··· DATA TO PROCESS

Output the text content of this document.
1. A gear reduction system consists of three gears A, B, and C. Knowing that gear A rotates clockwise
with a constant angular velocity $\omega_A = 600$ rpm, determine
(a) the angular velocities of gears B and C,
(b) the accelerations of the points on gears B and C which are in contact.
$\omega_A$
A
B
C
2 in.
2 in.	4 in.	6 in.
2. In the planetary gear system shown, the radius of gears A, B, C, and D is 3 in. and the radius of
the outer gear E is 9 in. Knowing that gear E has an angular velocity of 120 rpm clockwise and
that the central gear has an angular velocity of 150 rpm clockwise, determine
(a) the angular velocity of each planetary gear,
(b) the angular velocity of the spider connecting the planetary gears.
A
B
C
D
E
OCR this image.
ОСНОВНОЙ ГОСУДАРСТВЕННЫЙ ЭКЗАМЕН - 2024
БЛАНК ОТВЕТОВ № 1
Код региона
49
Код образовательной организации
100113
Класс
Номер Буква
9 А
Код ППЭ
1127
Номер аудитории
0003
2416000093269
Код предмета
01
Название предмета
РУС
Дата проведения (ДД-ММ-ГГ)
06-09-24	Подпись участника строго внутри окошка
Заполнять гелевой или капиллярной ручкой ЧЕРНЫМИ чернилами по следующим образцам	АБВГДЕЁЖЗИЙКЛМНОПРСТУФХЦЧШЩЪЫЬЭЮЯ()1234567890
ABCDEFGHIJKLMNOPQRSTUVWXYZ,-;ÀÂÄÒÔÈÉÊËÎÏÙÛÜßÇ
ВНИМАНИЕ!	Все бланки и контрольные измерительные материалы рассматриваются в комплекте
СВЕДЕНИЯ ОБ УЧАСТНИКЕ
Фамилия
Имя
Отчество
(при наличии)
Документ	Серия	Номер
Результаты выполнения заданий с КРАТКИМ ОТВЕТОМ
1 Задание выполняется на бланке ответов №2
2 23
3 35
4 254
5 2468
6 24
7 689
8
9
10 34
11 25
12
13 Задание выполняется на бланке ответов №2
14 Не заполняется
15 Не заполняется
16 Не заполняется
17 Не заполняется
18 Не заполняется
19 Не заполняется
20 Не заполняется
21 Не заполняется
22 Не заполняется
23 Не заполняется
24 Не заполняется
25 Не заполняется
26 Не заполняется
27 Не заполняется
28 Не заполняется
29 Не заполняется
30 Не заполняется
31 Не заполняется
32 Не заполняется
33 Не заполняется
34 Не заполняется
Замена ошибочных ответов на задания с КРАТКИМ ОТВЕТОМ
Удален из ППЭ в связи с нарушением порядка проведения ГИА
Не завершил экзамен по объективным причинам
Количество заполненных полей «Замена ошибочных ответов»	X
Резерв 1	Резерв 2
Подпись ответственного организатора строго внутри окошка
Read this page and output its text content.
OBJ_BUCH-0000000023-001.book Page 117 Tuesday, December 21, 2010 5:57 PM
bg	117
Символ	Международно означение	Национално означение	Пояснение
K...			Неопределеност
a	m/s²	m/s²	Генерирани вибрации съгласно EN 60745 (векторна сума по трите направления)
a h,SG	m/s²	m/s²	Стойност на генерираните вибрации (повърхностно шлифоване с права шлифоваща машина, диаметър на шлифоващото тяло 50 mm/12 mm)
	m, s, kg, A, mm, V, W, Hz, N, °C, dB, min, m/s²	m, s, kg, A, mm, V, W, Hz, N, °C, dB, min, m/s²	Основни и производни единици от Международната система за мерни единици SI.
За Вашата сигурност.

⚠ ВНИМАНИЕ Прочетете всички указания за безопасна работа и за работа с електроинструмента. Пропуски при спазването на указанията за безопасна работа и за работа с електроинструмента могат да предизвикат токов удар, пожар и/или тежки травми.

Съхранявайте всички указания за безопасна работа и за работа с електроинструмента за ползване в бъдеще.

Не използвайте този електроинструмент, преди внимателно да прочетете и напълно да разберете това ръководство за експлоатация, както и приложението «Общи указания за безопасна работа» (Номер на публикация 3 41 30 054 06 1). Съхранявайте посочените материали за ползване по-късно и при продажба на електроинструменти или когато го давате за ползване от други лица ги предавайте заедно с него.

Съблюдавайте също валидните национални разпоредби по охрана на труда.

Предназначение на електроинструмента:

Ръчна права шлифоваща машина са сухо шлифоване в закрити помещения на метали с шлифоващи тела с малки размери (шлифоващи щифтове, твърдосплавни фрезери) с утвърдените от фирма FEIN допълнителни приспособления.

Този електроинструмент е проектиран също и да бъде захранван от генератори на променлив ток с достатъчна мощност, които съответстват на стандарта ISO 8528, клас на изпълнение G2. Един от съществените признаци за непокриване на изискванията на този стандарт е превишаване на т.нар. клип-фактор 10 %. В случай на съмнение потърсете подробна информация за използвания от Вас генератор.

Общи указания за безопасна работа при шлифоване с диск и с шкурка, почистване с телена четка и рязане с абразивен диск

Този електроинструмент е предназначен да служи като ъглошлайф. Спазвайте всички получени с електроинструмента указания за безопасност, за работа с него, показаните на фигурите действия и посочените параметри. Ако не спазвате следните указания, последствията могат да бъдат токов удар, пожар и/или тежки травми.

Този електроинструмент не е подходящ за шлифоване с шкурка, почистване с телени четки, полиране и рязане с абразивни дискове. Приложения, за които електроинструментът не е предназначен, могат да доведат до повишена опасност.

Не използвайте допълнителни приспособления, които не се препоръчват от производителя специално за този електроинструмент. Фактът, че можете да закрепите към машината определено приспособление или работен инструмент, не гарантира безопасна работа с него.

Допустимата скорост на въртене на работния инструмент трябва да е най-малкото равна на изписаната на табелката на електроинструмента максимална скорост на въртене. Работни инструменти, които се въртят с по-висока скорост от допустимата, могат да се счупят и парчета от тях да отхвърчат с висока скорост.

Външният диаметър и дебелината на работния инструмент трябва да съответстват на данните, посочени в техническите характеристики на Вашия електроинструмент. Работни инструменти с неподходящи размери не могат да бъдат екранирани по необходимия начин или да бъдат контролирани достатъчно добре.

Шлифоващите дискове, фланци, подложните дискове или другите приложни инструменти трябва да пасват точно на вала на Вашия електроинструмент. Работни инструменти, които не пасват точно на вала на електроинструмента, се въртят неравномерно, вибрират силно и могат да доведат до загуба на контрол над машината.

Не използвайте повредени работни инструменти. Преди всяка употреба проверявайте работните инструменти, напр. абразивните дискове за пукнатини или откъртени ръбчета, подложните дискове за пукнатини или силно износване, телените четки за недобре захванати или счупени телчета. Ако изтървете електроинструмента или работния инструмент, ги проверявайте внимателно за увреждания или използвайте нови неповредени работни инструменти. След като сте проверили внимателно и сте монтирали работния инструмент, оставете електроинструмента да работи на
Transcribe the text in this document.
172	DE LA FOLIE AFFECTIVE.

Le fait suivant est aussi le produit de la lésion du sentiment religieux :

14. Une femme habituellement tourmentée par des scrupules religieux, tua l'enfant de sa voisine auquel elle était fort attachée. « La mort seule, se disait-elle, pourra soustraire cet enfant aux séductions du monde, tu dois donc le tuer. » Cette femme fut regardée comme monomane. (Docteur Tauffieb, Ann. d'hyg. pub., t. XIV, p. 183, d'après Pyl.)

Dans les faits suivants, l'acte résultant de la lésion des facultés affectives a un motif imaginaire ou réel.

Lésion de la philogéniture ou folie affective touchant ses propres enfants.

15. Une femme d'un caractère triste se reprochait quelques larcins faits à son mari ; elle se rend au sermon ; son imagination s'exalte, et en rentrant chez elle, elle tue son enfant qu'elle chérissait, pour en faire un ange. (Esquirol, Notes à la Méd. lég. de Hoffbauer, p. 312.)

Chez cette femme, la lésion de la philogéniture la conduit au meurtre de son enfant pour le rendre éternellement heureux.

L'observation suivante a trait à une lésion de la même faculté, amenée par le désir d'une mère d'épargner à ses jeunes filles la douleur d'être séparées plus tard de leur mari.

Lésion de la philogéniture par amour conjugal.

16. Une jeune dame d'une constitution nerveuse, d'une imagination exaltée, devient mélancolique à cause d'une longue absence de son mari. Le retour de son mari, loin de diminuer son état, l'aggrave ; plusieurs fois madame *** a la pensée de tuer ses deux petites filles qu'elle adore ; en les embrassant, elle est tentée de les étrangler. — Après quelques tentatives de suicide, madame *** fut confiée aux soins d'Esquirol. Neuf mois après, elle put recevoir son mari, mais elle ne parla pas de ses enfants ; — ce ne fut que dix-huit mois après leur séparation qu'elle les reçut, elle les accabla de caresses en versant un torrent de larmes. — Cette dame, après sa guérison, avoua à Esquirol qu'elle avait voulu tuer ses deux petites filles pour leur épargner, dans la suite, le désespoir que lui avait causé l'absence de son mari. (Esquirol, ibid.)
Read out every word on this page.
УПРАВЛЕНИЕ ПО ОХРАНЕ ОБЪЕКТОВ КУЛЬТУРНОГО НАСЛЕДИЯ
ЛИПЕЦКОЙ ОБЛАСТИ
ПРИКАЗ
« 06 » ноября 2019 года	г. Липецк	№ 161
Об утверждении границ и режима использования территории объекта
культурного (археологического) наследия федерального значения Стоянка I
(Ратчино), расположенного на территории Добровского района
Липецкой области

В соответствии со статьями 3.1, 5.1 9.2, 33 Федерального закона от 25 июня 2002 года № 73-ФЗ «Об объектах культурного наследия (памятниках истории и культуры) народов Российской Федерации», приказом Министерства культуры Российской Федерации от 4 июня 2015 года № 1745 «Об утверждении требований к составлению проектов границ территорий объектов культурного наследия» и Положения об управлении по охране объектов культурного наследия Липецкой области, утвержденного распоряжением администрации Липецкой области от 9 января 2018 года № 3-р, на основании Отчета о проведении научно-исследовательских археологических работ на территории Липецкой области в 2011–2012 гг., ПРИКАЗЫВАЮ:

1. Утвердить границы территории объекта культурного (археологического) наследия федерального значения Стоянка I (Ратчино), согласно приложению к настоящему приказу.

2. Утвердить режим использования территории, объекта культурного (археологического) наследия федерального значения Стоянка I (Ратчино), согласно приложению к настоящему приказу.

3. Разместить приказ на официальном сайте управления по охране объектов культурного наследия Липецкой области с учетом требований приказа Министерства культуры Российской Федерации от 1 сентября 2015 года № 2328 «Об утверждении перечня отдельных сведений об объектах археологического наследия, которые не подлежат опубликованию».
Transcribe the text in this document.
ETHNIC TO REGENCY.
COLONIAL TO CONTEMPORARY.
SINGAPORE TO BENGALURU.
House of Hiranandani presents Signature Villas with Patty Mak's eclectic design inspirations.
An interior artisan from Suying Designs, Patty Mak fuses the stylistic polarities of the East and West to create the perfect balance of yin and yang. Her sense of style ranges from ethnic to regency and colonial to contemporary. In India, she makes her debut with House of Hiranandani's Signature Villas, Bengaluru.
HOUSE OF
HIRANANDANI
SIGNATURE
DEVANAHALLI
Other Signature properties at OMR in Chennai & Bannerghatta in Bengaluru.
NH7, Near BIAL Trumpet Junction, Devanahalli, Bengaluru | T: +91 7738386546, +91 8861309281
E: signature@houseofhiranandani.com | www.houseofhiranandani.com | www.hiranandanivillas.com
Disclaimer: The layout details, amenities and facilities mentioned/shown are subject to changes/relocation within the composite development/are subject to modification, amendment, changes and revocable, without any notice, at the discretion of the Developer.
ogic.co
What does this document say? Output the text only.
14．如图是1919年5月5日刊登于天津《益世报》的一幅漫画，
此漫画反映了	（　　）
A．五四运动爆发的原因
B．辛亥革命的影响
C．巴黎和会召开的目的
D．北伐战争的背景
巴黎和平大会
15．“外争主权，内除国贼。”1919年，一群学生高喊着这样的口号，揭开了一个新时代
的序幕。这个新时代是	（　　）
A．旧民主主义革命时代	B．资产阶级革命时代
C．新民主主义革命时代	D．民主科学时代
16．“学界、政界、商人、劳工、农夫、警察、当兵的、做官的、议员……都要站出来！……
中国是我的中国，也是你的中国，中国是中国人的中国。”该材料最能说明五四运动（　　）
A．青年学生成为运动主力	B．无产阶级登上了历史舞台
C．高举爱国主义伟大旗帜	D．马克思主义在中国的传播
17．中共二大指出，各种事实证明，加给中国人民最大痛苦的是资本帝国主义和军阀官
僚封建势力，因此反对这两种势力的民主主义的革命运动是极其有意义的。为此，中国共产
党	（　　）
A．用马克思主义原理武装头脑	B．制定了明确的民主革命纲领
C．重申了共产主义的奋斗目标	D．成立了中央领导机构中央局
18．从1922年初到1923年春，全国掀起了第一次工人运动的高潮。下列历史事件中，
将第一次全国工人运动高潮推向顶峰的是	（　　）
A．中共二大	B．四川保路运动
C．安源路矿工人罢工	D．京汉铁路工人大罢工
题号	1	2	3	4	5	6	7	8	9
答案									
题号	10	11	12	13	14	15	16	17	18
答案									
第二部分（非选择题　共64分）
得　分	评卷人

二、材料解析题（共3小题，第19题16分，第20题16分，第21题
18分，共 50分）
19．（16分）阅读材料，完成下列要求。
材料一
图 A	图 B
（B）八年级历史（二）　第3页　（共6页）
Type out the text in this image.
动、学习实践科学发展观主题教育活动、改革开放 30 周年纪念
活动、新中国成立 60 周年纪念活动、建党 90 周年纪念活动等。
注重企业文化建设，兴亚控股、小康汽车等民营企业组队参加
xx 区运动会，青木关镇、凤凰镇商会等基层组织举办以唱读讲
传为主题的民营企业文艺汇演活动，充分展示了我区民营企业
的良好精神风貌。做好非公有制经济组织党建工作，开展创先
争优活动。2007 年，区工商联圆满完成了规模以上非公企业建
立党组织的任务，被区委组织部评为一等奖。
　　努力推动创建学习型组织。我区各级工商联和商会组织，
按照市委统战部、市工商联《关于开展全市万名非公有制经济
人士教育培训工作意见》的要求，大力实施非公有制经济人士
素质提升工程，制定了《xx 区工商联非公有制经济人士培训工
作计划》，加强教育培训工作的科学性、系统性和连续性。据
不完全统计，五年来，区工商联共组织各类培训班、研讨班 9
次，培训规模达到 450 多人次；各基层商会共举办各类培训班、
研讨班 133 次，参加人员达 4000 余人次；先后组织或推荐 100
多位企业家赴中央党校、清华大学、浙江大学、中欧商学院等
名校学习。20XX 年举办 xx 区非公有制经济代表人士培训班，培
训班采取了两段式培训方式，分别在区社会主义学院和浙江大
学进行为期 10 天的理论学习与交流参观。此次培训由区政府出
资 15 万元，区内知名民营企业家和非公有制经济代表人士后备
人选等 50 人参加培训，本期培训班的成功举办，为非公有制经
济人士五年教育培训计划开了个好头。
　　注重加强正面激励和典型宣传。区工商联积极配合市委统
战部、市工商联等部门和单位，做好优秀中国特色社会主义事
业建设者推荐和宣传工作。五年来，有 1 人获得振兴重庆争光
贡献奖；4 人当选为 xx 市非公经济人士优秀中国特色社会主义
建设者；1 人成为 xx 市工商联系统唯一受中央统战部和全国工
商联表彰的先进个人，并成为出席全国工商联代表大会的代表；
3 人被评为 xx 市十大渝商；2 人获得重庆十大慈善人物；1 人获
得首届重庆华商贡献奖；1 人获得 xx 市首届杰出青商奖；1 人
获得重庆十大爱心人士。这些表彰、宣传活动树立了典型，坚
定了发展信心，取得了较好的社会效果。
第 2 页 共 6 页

······

-- STATED EXERCISE --
From the entries above, copy each line holding "document".

-- RESULT --
Output the text content of this document.
Transcribe the text in this document.
Transcribe the text in this document.
What does this document say? Output the text only.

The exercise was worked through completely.